DOCUMENT TEXT =
** START **
After seeing an improvement in sentiment at the turn of the year, German property financing sentiment has fallen back in the second quarter to levels seen last autumn, according to the latest reading of the DIFI Index, managed by property advisor JLL and the ZEW Centre for European Economic Research.

The index dropped 6.7 points for the quarter over 1Q16 to 8.3 points, and a full 20 points on 2Q15, with the decline most pronounced in the retail and logistics sectors.

The sentiment baromer for the financing environment over the past six months fell by 6.2 points, while expectations for the coming six months showed a 7.3 points decline, both indicating rising pessimism. According to Markus Kreuter, team leader for Debt Advisory Germany at JLL, “What we're seeing is, on the one hand, the financing environment profiting from the continued expansive monetary policy of the ECB. And on the other, uncertainties arising from the Brexit referendum and the development of the immigration of refugees into Europe acting to dampen market expectations.”

Helge Scheunemann, head of research at JLL Germany, commented: "The somewhat more sceptical assessment of the financing environment and more pessimistic expectations affect all asset categories." However, the biggest falls were in the retail and logistics sectors, with retail losing 8.4 points, and logistics 13.4 points on the previous quarter.

Oliver Lerbs, deputy head of financial markets at the ZEW, added: “Meanwhile, the economic basis remains surprisingly positive. Estimates show that first-quarter GDP rose by 0.7% compared to the previous quarter.”
** END **
DATA RECORDS =
** START **
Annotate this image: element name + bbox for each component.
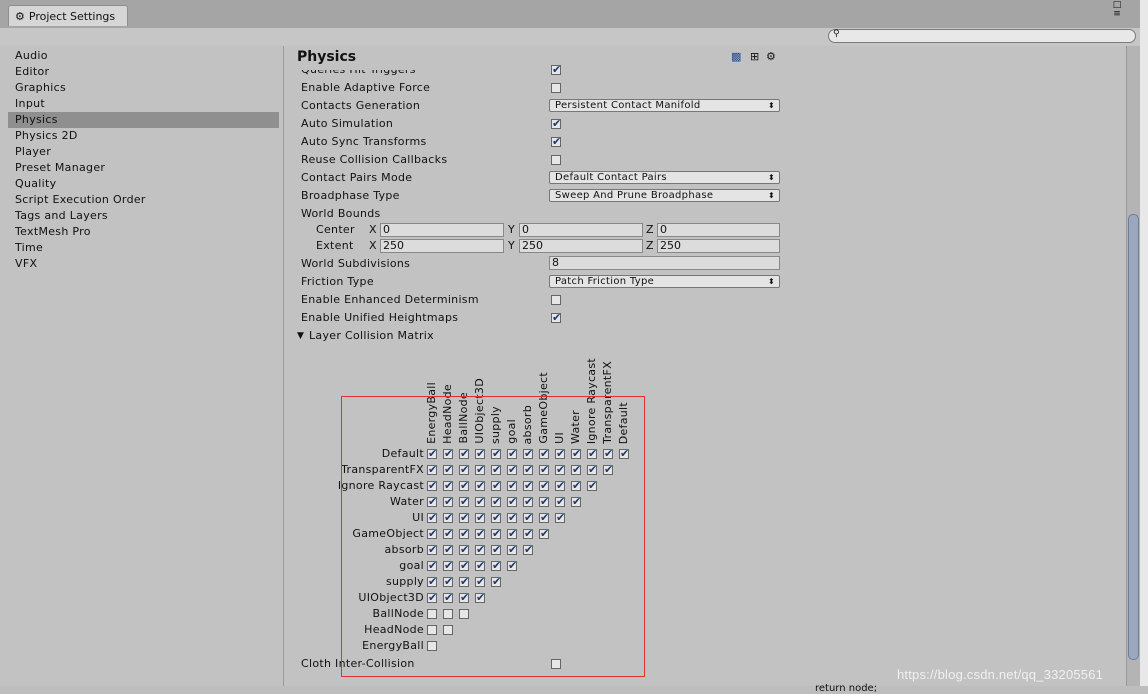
extent-label: Extent — [316, 239, 354, 252]
dropdown-arrow-icon: ⬍ — [767, 173, 775, 182]
broadphase-type-dropdown[interactable]: Sweep And Prune Broadphase ⬍ — [549, 189, 780, 202]
extent-z-field[interactable]: 250 — [657, 239, 780, 253]
search-icon: ⚲ — [833, 29, 840, 39]
sidebar-item-vfx[interactable]: VFX — [8, 256, 279, 272]
help-icon[interactable]: ▩ — [731, 50, 741, 63]
auto-simulation-label: Auto Simulation — [301, 117, 394, 130]
enable-enhanced-determinism-checkbox[interactable] — [551, 295, 561, 305]
window-menu-icon[interactable]: □ ≡ — [1110, 1, 1124, 19]
enable-adaptive-force-checkbox[interactable] — [551, 83, 561, 93]
sidebar-item-tags-and-layers[interactable]: Tags and Layers — [8, 208, 279, 224]
queries-hit-triggers-checkbox[interactable] — [551, 63, 561, 76]
world-bounds-label: World Bounds — [301, 207, 381, 220]
sidebar-item-script-execution-order[interactable]: Script Execution Order — [8, 192, 279, 208]
tab-label: Project Settings — [28, 9, 116, 23]
friction-type-dropdown[interactable]: Patch Friction Type ⬍ — [549, 275, 780, 288]
contacts-generation-dropdown[interactable]: Persistent Contact Manifold ⬍ — [549, 99, 780, 112]
center-x-axis-label: X — [369, 223, 377, 236]
reuse-collision-callbacks-label: Reuse Collision Callbacks — [301, 153, 448, 166]
center-x-field[interactable]: 0 — [380, 223, 504, 237]
settings-gear-icon[interactable]: ⚙ — [766, 50, 776, 63]
auto-sync-transforms-label: Auto Sync Transforms — [301, 135, 427, 148]
dropdown-arrow-icon: ⬍ — [767, 191, 775, 200]
foldout-arrow-icon[interactable]: ▼ — [297, 331, 304, 341]
layer-collision-matrix-label: Layer Collision Matrix — [309, 329, 434, 342]
world-subdivisions-label: World Subdivisions — [301, 257, 411, 270]
dropdown-value: Default Contact Pairs — [555, 172, 667, 183]
center-y-field[interactable]: 0 — [519, 223, 643, 237]
gear-icon: ⚙ — [15, 9, 25, 23]
extent-x-axis-label: X — [369, 239, 377, 252]
enable-unified-heightmaps-label: Enable Unified Heightmaps — [301, 311, 459, 324]
sidebar-item-quality[interactable]: Quality — [8, 176, 279, 192]
world-subdivisions-field[interactable]: 8 — [549, 256, 780, 270]
friction-type-label: Friction Type — [301, 275, 374, 288]
background-window-edge — [1140, 0, 1148, 694]
sidebar-item-editor[interactable]: Editor — [8, 64, 279, 80]
center-z-axis-label: Z — [646, 223, 654, 236]
preset-icon[interactable]: ⊞ — [750, 50, 759, 63]
dropdown-value: Sweep And Prune Broadphase — [555, 190, 714, 201]
dropdown-arrow-icon: ⬍ — [767, 101, 775, 110]
enable-unified-heightmaps-checkbox[interactable] — [551, 311, 561, 324]
scrollbar-thumb[interactable] — [1128, 214, 1139, 660]
dropdown-value: Persistent Contact Manifold — [555, 100, 701, 111]
contacts-generation-label: Contacts Generation — [301, 99, 421, 112]
sidebar-item-graphics[interactable]: Graphics — [8, 80, 279, 96]
extent-z-axis-label: Z — [646, 239, 654, 252]
window-titlebar — [0, 0, 1148, 29]
center-label: Center — [316, 223, 355, 236]
contact-pairs-mode-dropdown[interactable]: Default Contact Pairs ⬍ — [549, 171, 780, 184]
contact-pairs-mode-label: Contact Pairs Mode — [301, 171, 413, 184]
center-z-field[interactable]: 0 — [657, 223, 780, 237]
background-code: return node; — [815, 683, 878, 694]
broadphase-type-label: Broadphase Type — [301, 189, 400, 202]
dropdown-value: Patch Friction Type — [555, 276, 655, 287]
page-title: Physics — [297, 49, 357, 65]
watermark: https://blog.csdn.net/qq_33205561 — [897, 667, 1104, 682]
dropdown-arrow-icon: ⬍ — [767, 277, 775, 286]
extent-x-field[interactable]: 250 — [380, 239, 504, 253]
sidebar-item-player[interactable]: Player — [8, 144, 279, 160]
bottom-edge — [0, 686, 1148, 694]
tab-project-settings[interactable]: ⚙ Project Settings — [8, 5, 128, 26]
sidebar-item-time[interactable]: Time — [8, 240, 279, 256]
auto-simulation-checkbox[interactable] — [551, 117, 561, 130]
enable-enhanced-determinism-label: Enable Enhanced Determinism — [301, 293, 479, 306]
sidebar-item-input[interactable]: Input — [8, 96, 279, 112]
sidebar-item-physics-2d[interactable]: Physics 2D — [8, 128, 279, 144]
center-y-axis-label: Y — [508, 223, 515, 236]
reuse-collision-callbacks-checkbox[interactable] — [551, 155, 561, 165]
extent-y-axis-label: Y — [508, 239, 515, 252]
enable-adaptive-force-label: Enable Adaptive Force — [301, 81, 431, 94]
extent-y-field[interactable]: 250 — [519, 239, 643, 253]
sidebar-item-textmesh-pro[interactable]: TextMesh Pro — [8, 224, 279, 240]
highlight-box — [341, 396, 645, 677]
sidebar-item-audio[interactable]: Audio — [8, 48, 279, 64]
sidebar-item-physics[interactable]: Physics — [8, 112, 279, 128]
search-input[interactable] — [828, 29, 1136, 43]
sidebar-item-preset-manager[interactable]: Preset Manager — [8, 160, 279, 176]
auto-sync-transforms-checkbox[interactable] — [551, 135, 561, 148]
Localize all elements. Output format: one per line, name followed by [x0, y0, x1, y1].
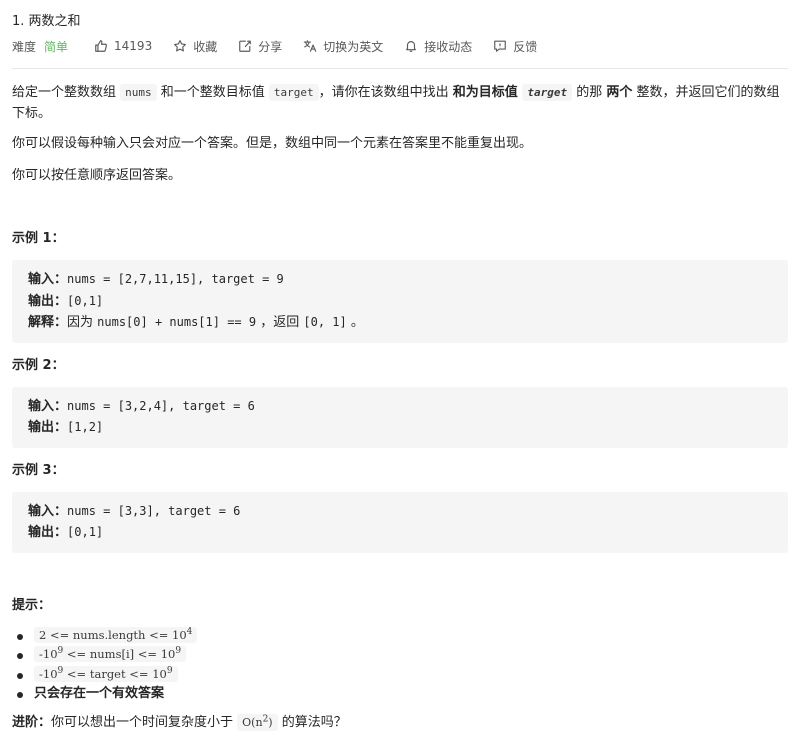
example-output-label: 输出： — [28, 525, 68, 540]
constraint-text: 2 <= nums.length <= 10 — [39, 627, 187, 642]
example-2-block: 输入：nums = [3,2,4], target = 6 输出：[1,2] — [12, 386, 788, 448]
desc-text: 和一个整数目标值 — [156, 85, 269, 100]
advanced-label: 进阶： — [12, 714, 52, 730]
example-explain-text: 。 — [346, 315, 364, 330]
example-input-label: 输入： — [28, 503, 68, 519]
feedback-label: 反馈 — [513, 39, 538, 54]
constraint-text: -10 — [39, 666, 58, 681]
feedback-button[interactable]: 反馈 — [493, 38, 537, 55]
share-button[interactable]: 分享 — [238, 38, 282, 55]
star-icon — [173, 39, 187, 53]
share-icon — [238, 39, 252, 53]
example-output-label: 输出： — [28, 293, 68, 309]
example-1-block: 输入：nums = [2,7,11,15], target = 9 输出：[0,… — [12, 260, 788, 343]
example-explain-code: nums[0] + nums[1] == 9 — [97, 315, 257, 329]
problem-meta-bar: 难度 简单 14193 收藏 分享 切换为英文 接收动态 反馈 — [12, 38, 558, 54]
subscribe-label: 接收动态 — [424, 39, 473, 54]
complexity-text: O(n — [242, 715, 263, 729]
difficulty-value: 简单 — [44, 39, 69, 54]
example-1-title: 示例 1： — [12, 231, 65, 246]
constraint-item: -109 <= target <= 109 — [17, 665, 788, 685]
constraint-code: 2 <= nums.length <= 104 — [34, 626, 198, 643]
share-label: 分享 — [258, 39, 283, 54]
constraint-text: <= target <= 10 — [63, 666, 167, 681]
description-paragraph-3: 你可以按任意顺序返回答案。 — [12, 168, 182, 183]
bold-text: 和为目标值 — [452, 85, 518, 100]
constraint-text: <= nums[i] <= 10 — [63, 647, 176, 661]
example-3-title: 示例 3： — [12, 462, 65, 478]
desc-text: ，请你在该数组中找出 — [318, 85, 453, 100]
favorite-label: 收藏 — [193, 39, 218, 54]
desc-bold-target-sum: 和为目标值 target — [452, 84, 573, 101]
example-3-block: 输入：nums = [3,3], target = 6 输出：[0,1] — [12, 491, 788, 553]
bell-icon — [404, 39, 418, 53]
constraint-text: -10 — [39, 647, 58, 661]
example-input-value: nums = [3,2,4], target = 6 — [67, 398, 255, 413]
translate-icon — [303, 39, 317, 53]
example-output-value: [1,2] — [67, 420, 104, 434]
example-output-value: [0,1] — [67, 293, 104, 308]
desc-bold-two: 两个 — [606, 85, 633, 100]
constraint-bold-text: 只会存在一个有效答案 — [34, 686, 165, 701]
example-output-value: [0,1] — [67, 525, 104, 539]
example-input-label: 输入： — [28, 272, 68, 287]
constraint-code: -109 <= target <= 109 — [34, 665, 178, 682]
constraint-item: -109 <= nums[i] <= 109 — [17, 645, 788, 665]
like-button[interactable]: 14193 — [94, 39, 152, 53]
example-output-label: 输出： — [28, 420, 68, 435]
desc-text: 的那 — [572, 85, 607, 100]
constraints-list: 2 <= nums.length <= 104 -10 9 <= nums[i] … — [17, 626, 788, 704]
feedback-icon — [493, 39, 507, 53]
difficulty-label: 难度 — [12, 39, 37, 54]
problem-title: 1. 两数之和 — [12, 14, 81, 29]
example-input-value: nums = [3,3], target = 6 — [67, 503, 241, 518]
switch-language-label: 切换为英文 — [323, 39, 384, 54]
advanced-paragraph: 进阶：你可以想出一个时间复杂度小于 O(n2) 的算法吗？ — [12, 712, 788, 733]
constraint-exponent: 4 — [186, 626, 193, 637]
desc-text: 给定一个整数数组 — [12, 85, 121, 100]
example-2-title: 示例 2： — [12, 357, 65, 373]
code-target-italic: target — [522, 84, 573, 101]
example-explain-code: [0, 1] — [303, 315, 347, 329]
example-explain-label: 解释： — [28, 315, 68, 330]
thumbs-up-icon — [94, 39, 108, 53]
subscribe-button[interactable]: 接收动态 — [404, 38, 472, 55]
code-target: target — [268, 84, 319, 101]
like-count: 14193 — [114, 39, 153, 53]
description-paragraph-2: 你可以假设每种输入只会对应一个答案。但是，数组中同一个元素在答案里不能重复出现。 — [12, 136, 533, 151]
complexity-code: O(n2) — [237, 713, 278, 731]
constraint-exponent: 9 — [175, 646, 182, 657]
constraint-code: -109 <= nums[i] <= 109 — [34, 646, 187, 662]
example-input-label: 输入： — [28, 398, 68, 414]
description-paragraph-1: 给定一个整数数组 nums 和一个整数目标值 target ，请你在该数组中找出 … — [12, 82, 788, 124]
constraint-item: 只会存在一个有效答案 — [17, 684, 788, 704]
header-divider — [12, 68, 788, 69]
problem-description: 给定一个整数数组 nums 和一个整数目标值 target ，请你在该数组中找出 … — [12, 82, 788, 733]
switch-language-button[interactable]: 切换为英文 — [303, 38, 383, 55]
complexity-text: ) — [268, 715, 273, 729]
code-nums: nums — [120, 84, 157, 101]
example-explain-text: 因为 — [67, 315, 98, 330]
advanced-text: 你可以想出一个时间复杂度小于 — [51, 714, 238, 730]
constraint-exponent: 9 — [166, 665, 173, 676]
example-explain-text: ，返回 — [256, 315, 304, 330]
constraint-item: 2 <= nums.length <= 104 — [17, 626, 788, 646]
example-input-value: nums = [2,7,11,15], target = 9 — [67, 272, 284, 286]
advanced-text: 的算法吗？ — [277, 714, 347, 730]
favorite-button[interactable]: 收藏 — [173, 38, 217, 55]
hints-title: 提示： — [12, 597, 52, 613]
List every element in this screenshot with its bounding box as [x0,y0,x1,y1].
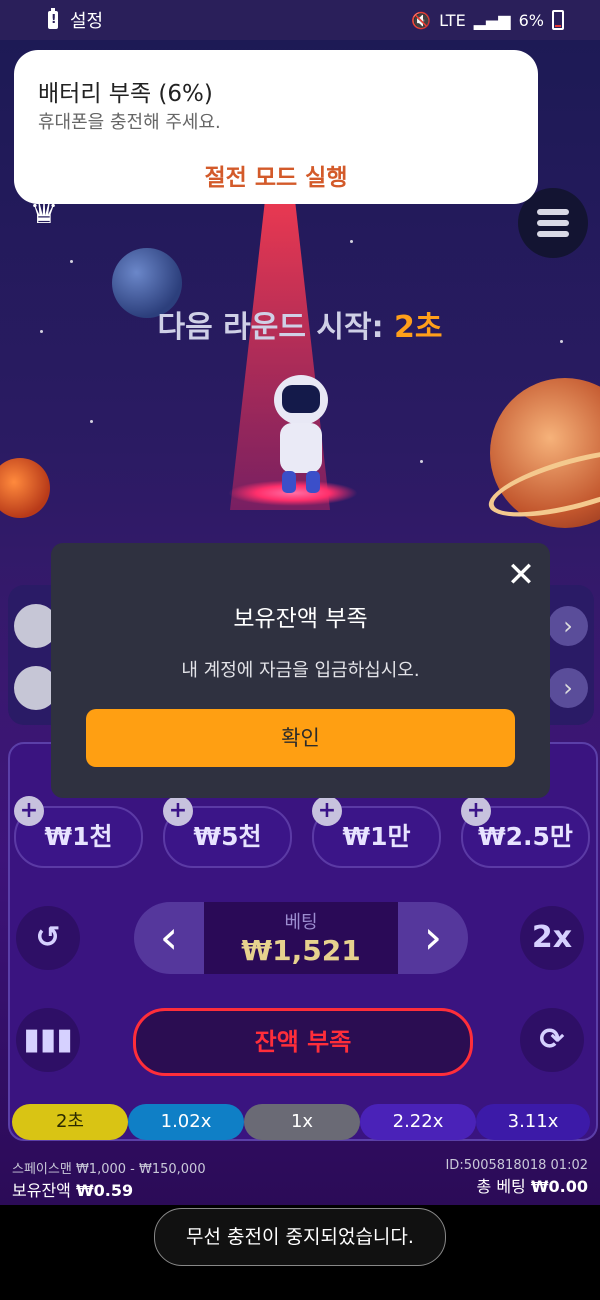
history-item: 2.22x [360,1104,476,1140]
insufficient-balance-dialog: ✕ 보유잔액 부족 내 계정에 자금을 입금하십시오. 확인 [51,543,550,798]
battery-notification[interactable]: 배터리 부족 (6%) 휴대폰을 충전해 주세요. 절전 모드 실행 [14,50,538,204]
status-bar: 설정 🔇 LTE ▂▄▆ 6% [0,0,600,40]
undo-icon[interactable]: ↺ [16,906,80,970]
total-bet-value: ₩0.00 [530,1177,588,1196]
history-item: 3.11x [476,1104,590,1140]
plus-icon[interactable]: + [163,796,193,826]
planet-red [0,458,50,518]
notification-title: 배터리 부족 (6%) [38,81,213,107]
mute-icon: 🔇 [411,10,432,30]
history-item: 1x [244,1104,360,1140]
chevron-right-icon[interactable]: › [398,902,468,974]
auto-refresh-icon[interactable]: ⟳ [520,1008,584,1072]
next-round-countdown: 다음 라운드 시작: 2초 [0,302,600,346]
battery-percent: 6% [518,10,544,30]
status-app-label: 설정 [70,11,104,32]
game-name: 스페이스맨 [12,1162,72,1177]
signal-icon: ▂▄▆ [473,10,511,30]
confirm-button[interactable]: 확인 [86,709,515,767]
history-item: 2초 [12,1104,128,1140]
round-info: ID:5005818018 01:02 총 베팅 ₩0.00 [445,1158,588,1197]
close-icon[interactable]: ✕ [503,557,539,593]
game-info: 스페이스맨 ₩1,000 - ₩150,000 보유잔액 ₩0.59 [12,1158,206,1201]
chevron-right-icon[interactable]: › [548,606,588,646]
plus-icon[interactable]: + [14,796,44,826]
chevron-left-icon[interactable]: ‹ [134,902,204,974]
double-bet-button[interactable]: 2x [520,906,584,970]
power-saving-button[interactable]: 절전 모드 실행 [14,158,538,192]
bet-stepper[interactable]: ‹ 베팅 ₩1,521 › [134,902,468,974]
battery-alert-icon [48,8,58,29]
place-bet-button[interactable]: 잔액 부족 [133,1008,473,1076]
notification-subtitle: 휴대폰을 충전해 주세요. [38,112,221,133]
network-label: LTE [439,10,466,30]
toast-message: 무선 충전이 중지되었습니다. [154,1208,446,1266]
bet-limits: ₩1,000 - ₩150,000 [75,1162,206,1177]
history-item: 1.02x [128,1104,244,1140]
astronaut [266,375,336,495]
total-bet-label: 총 베팅 [476,1177,526,1196]
round-id: ID:5005818018 01:02 [445,1158,588,1173]
multiplier-history: 2초 1.02x 1x 2.22x 3.11x [12,1104,590,1140]
balance-value: ₩0.59 [75,1181,134,1200]
dialog-message: 내 계정에 자금을 입금하십시오. [181,660,420,681]
menu-icon [537,209,569,215]
bet-label: 베팅 [284,912,318,933]
bet-value: ₩1,521 [241,934,361,967]
next-round-seconds: 2초 [394,310,443,345]
stats-icon[interactable]: ▮▮▮ [16,1008,80,1072]
battery-icon [552,10,564,30]
plus-icon[interactable]: + [312,796,342,826]
next-round-label: 다음 라운드 시작: [157,310,384,345]
dialog-title: 보유잔액 부족 [233,606,368,632]
chevron-right-icon[interactable]: › [548,668,588,708]
balance-label: 보유잔액 [12,1181,71,1200]
bet-display: 베팅 ₩1,521 [204,902,398,974]
plus-icon[interactable]: + [461,796,491,826]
** END **
TASK = Write what comes next in the text on German property financing sentiment, picking up after its last sentence. The items aren't needed for this.

ANSWER FOR THIS EXERCISE =
However, the good news is that prospects for the refinancing markets have picked up again. “The development mirrors a correction of the pessimistic outlook caused by the stock market turbulences at the beginning of the year,” said Kreuter, adding that Pfandbriefe and mortgage-backed securities were being viewed as most positive.

The latest DIFI survey also included questions on market-typical margins and loan-to-value ratios. Margins range between 110 bps and 150 bps for core office, retail and logistics assets, and at around 90 bps for residential assets. This indicates that margins have picked up against 2015 but are still below those of 2014. For value-add assets, they range between 170 bps and 210 bps in the commercial sector, and at 130 bps for residential assets.

LTVs have fallen for core financing, while they remained stable for value-add. An exception is logistics properties – for those with LTVs of 70% or higher, margins have risen by 12 bps and by 16 bps in the value-add segment, compared to last year.